* **Exercise brief**: From the records below, copy every line that contains the word "JSON".

* **Dataset rows about figures**:
________________________
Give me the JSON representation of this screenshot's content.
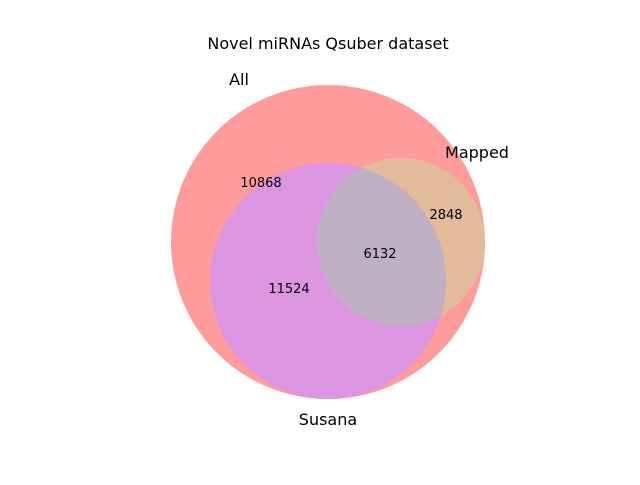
{
  "title": "Novel miRNAs Qsuber dataset",
  "sets": [
    {
      "id": "all",
      "label": "All",
      "color": "#ff9b9b"
    },
    {
      "id": "mapped",
      "label": "Mapped",
      "color": "#e2bb9a"
    },
    {
      "id": "susana",
      "label": "Susana",
      "color": "#dc96e1"
    }
  ],
  "overlap_color": "#c0b0c4",
  "regions": [
    {
      "id": "all-only",
      "sets": [
        "All"
      ],
      "value": "10868"
    },
    {
      "id": "all-mapped",
      "sets": [
        "All",
        "Mapped"
      ],
      "value": "2848"
    },
    {
      "id": "all-susana",
      "sets": [
        "All",
        "Susana"
      ],
      "value": "11524"
    },
    {
      "id": "all-mapped-susana",
      "sets": [
        "All",
        "Mapped",
        "Susana"
      ],
      "value": "6132"
    }
  ]
}
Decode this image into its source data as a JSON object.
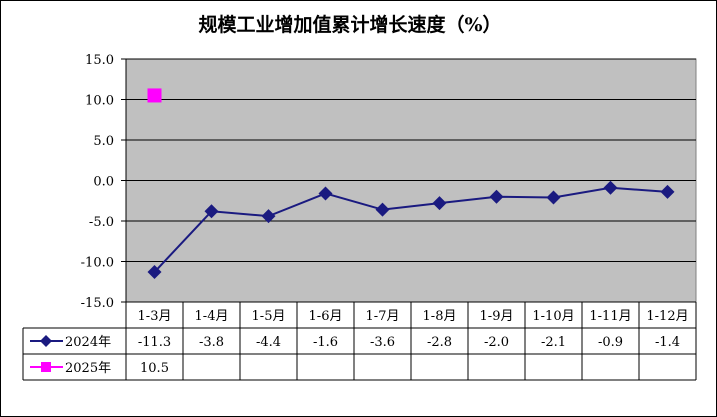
{
  "chart_data": {
    "type": "line",
    "title": "规模工业增加值累计增长速度（%）",
    "categories": [
      "1-3月",
      "1-4月",
      "1-5月",
      "1-6月",
      "1-7月",
      "1-8月",
      "1-9月",
      "1-10月",
      "1-11月",
      "1-12月"
    ],
    "ylim": [
      -15,
      15
    ],
    "yticks": [
      "15.0",
      "10.0",
      "5.0",
      "0.0",
      "-5.0",
      "-10.0",
      "-15.0"
    ],
    "grid": true,
    "legend": "data-table",
    "series": [
      {
        "name": "2024年",
        "values": [
          -11.3,
          -3.8,
          -4.4,
          -1.6,
          -3.6,
          -2.8,
          -2.0,
          -2.1,
          -0.9,
          -1.4
        ],
        "labels": [
          "-11.3",
          "-3.8",
          "-4.4",
          "-1.6",
          "-3.6",
          "-2.8",
          "-2.0",
          "-2.1",
          "-0.9",
          "-1.4"
        ],
        "color": "#1a1a80",
        "marker": "diamond"
      },
      {
        "name": "2025年",
        "values": [
          10.5,
          null,
          null,
          null,
          null,
          null,
          null,
          null,
          null,
          null
        ],
        "labels": [
          "10.5",
          "",
          "",
          "",
          "",
          "",
          "",
          "",
          "",
          ""
        ],
        "color": "#ff00ff",
        "marker": "square"
      }
    ]
  },
  "colors": {
    "plot_bg": "#c0c0c0",
    "grid": "#000000"
  }
}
________________________
* **Correct answer**:
Give me the JSON representation of this screenshot's content.
Decode this image into its source data as a JSON object.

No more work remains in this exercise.